*What the task requires*
Pick out each line containing the string "right" and copy it.

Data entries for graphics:
>> start

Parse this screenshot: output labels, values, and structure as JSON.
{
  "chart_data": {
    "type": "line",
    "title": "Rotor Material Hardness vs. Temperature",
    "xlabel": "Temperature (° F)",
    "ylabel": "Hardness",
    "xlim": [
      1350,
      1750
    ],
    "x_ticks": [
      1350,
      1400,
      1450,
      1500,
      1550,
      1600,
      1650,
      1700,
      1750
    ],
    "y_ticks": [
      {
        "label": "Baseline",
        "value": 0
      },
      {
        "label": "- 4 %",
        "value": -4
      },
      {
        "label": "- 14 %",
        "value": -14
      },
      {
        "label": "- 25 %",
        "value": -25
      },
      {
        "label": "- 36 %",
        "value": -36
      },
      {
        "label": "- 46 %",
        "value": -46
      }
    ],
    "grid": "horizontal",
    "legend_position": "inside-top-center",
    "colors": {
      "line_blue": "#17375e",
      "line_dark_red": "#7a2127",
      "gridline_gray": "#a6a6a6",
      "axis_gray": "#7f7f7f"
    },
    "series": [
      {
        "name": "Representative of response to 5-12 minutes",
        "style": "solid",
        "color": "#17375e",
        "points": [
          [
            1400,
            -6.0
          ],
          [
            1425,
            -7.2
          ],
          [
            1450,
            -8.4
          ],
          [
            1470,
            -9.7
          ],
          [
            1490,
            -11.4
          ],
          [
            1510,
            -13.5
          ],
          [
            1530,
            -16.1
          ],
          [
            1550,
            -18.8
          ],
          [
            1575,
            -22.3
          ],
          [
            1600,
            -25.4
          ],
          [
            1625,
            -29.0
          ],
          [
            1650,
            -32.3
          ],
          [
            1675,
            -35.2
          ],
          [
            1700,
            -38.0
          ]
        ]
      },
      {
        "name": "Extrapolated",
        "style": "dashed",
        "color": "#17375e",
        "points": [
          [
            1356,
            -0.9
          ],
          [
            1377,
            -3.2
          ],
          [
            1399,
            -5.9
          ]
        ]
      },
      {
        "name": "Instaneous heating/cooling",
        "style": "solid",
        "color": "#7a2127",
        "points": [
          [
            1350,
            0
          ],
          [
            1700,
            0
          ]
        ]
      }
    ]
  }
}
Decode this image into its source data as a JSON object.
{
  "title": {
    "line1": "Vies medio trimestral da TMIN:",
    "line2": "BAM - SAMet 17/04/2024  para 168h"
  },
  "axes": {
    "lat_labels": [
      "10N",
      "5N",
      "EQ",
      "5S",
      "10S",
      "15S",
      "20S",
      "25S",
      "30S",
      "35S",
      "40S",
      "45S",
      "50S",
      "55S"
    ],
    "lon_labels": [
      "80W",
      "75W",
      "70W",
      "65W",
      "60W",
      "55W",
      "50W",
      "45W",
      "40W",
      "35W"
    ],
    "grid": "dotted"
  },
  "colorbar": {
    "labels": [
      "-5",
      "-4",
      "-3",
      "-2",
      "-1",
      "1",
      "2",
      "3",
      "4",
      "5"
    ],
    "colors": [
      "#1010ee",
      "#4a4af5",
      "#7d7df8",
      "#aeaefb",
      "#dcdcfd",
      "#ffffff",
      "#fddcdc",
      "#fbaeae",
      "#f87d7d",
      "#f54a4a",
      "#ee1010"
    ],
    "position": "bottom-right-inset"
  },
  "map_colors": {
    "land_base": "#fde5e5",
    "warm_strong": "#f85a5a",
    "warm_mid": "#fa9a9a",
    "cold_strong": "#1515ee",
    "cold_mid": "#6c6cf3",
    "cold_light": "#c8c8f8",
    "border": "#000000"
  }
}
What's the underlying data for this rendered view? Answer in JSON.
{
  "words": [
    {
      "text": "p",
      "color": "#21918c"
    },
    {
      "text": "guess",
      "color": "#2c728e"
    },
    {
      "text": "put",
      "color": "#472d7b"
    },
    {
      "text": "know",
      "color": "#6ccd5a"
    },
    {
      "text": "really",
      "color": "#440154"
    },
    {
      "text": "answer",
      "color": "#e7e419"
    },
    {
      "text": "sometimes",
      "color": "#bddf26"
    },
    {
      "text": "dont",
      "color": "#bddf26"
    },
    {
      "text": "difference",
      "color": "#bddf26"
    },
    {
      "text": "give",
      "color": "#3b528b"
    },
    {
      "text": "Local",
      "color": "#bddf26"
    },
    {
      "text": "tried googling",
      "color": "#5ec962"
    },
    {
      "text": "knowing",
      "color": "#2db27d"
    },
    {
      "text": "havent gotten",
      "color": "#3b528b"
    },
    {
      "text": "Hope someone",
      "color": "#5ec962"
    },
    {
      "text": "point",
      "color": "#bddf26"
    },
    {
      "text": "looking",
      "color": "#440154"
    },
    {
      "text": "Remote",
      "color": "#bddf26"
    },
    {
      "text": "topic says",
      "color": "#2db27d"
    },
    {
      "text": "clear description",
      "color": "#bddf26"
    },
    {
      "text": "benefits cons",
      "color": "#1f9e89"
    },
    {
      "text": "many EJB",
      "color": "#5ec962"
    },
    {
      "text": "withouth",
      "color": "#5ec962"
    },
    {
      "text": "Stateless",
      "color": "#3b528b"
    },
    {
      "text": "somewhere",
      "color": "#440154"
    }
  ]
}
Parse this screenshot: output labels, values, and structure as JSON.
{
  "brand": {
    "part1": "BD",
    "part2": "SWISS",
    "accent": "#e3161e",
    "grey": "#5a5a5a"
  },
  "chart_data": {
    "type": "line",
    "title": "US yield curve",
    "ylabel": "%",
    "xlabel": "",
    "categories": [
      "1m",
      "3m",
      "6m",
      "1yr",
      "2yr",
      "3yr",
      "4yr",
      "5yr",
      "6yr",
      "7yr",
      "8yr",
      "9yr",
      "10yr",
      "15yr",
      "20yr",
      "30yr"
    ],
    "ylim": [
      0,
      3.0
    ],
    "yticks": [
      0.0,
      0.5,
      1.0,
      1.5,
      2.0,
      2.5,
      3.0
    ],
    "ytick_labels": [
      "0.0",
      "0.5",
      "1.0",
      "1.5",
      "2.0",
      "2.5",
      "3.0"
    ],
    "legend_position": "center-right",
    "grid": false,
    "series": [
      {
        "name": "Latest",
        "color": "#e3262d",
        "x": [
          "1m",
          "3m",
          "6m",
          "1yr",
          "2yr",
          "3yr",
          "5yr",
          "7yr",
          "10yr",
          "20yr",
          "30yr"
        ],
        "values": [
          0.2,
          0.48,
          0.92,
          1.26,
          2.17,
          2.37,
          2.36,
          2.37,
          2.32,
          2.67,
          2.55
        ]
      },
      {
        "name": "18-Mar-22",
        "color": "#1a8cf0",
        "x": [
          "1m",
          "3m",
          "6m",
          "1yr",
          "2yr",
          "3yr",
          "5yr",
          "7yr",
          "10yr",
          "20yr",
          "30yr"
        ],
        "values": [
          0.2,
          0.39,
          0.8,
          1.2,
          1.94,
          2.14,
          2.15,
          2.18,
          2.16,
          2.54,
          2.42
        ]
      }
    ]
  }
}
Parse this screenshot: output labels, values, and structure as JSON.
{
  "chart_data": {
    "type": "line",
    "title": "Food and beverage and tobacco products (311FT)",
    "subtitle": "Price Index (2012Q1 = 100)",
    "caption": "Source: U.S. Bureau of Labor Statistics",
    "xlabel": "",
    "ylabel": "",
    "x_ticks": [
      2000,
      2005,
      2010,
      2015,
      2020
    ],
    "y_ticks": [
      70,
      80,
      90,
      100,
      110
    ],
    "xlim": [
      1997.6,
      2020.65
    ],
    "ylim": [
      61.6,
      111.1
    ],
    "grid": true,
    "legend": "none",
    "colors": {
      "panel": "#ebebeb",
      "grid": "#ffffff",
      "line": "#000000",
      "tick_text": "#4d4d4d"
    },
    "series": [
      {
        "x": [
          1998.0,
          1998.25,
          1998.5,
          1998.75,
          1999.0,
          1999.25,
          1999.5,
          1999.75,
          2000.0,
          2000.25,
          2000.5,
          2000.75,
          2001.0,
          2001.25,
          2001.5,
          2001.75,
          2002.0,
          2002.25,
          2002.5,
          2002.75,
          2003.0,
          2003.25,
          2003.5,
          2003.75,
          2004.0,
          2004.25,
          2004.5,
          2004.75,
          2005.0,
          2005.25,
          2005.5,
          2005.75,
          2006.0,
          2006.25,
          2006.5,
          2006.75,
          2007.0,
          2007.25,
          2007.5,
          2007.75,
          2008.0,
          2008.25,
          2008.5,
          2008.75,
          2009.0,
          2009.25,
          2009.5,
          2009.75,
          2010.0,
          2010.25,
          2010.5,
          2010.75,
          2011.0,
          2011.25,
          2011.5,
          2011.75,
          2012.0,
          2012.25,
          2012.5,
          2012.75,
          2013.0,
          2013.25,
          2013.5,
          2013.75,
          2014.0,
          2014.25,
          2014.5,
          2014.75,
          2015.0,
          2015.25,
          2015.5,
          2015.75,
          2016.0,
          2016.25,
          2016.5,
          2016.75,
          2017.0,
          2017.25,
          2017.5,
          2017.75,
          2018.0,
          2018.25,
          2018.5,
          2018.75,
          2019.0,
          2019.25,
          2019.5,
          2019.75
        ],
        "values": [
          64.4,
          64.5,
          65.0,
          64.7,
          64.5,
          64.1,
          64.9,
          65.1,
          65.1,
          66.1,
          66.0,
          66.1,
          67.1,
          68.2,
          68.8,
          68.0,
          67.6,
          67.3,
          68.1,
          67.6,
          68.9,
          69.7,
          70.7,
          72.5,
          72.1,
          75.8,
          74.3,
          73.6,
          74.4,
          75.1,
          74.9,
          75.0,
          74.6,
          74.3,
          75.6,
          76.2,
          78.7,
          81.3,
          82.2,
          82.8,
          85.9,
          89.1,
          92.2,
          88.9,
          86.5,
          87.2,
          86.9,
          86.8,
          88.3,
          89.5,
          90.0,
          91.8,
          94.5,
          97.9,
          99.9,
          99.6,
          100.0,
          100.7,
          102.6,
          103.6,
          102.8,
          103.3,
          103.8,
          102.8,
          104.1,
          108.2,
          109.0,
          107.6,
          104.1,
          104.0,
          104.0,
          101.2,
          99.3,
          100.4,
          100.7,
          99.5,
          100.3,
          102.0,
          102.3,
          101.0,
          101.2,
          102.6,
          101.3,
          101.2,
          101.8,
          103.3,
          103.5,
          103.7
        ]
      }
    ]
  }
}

>> end

*Result*
    "position": "bottom-right-inset"
    "legend_position": "center-right",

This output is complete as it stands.